Your job is to restate each entry word for word.

Data provided.
** begin **
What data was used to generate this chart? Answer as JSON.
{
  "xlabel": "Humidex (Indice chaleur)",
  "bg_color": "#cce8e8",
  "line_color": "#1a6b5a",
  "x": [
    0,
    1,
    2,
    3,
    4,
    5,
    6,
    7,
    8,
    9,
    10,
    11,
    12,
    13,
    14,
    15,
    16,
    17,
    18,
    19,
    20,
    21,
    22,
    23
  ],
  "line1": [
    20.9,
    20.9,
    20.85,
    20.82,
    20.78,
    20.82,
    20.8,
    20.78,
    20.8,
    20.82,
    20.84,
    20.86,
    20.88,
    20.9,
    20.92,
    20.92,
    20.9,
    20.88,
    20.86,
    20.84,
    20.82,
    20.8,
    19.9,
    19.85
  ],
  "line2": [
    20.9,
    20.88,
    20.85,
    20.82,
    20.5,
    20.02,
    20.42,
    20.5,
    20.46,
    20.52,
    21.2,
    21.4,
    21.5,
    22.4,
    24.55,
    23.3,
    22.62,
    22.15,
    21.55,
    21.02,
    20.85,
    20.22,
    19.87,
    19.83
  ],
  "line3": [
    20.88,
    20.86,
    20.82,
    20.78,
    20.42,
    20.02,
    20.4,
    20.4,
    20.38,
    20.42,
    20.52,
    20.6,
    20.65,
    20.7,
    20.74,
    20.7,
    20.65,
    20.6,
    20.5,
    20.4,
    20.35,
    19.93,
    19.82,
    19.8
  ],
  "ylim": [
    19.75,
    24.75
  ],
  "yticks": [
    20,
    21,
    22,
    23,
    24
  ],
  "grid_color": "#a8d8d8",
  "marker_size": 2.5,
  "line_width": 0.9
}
** end **
Result.
What data was used to generate this chart? Answer as JSON.
{
  "xlabel": "Humidex (Indice chaleur)",
  "bg_color": "#cce8e8",
  "line_color": "#1a6b5a",
  "x": [
    0,
    1,
    2,
    3,
    4,
    5,
    6,
    7,
    8,
    9,
    10,
    11,
    12,
    13,
    14,
    15,
    16,
    17,
    18,
    19,
    20,
    21,
    22,
    23
  ],
  "line1": [
    20.9,
    20.9,
    20.85,
    20.82,
    20.78,
    20.82,
    20.8,
    20.78,
    20.8,
    20.82,
    20.84,
    20.86,
    20.88,
    20.9,
    20.92,
    20.92,
    20.9,
    20.88,
    20.86,
    20.84,
    20.82,
    20.8,
    19.9,
    19.85
  ],
  "line2": [
    20.9,
    20.88,
    20.85,
    20.82,
    20.5,
    20.02,
    20.42,
    20.5,
    20.46,
    20.52,
    21.2,
    21.4,
    21.5,
    22.4,
    24.55,
    23.3,
    22.62,
    22.15,
    21.55,
    21.02,
    20.85,
    20.22,
    19.87,
    19.83
  ],
  "line3": [
    20.88,
    20.86,
    20.82,
    20.78,
    20.42,
    20.02,
    20.4,
    20.4,
    20.38,
    20.42,
    20.52,
    20.6,
    20.65,
    20.7,
    20.74,
    20.7,
    20.65,
    20.6,
    20.5,
    20.4,
    20.35,
    19.93,
    19.82,
    19.8
  ],
  "ylim": [
    19.75,
    24.75
  ],
  "yticks": [
    20,
    21,
    22,
    23,
    24
  ],
  "grid_color": "#a8d8d8",
  "marker_size": 2.5,
  "line_width": 0.9
}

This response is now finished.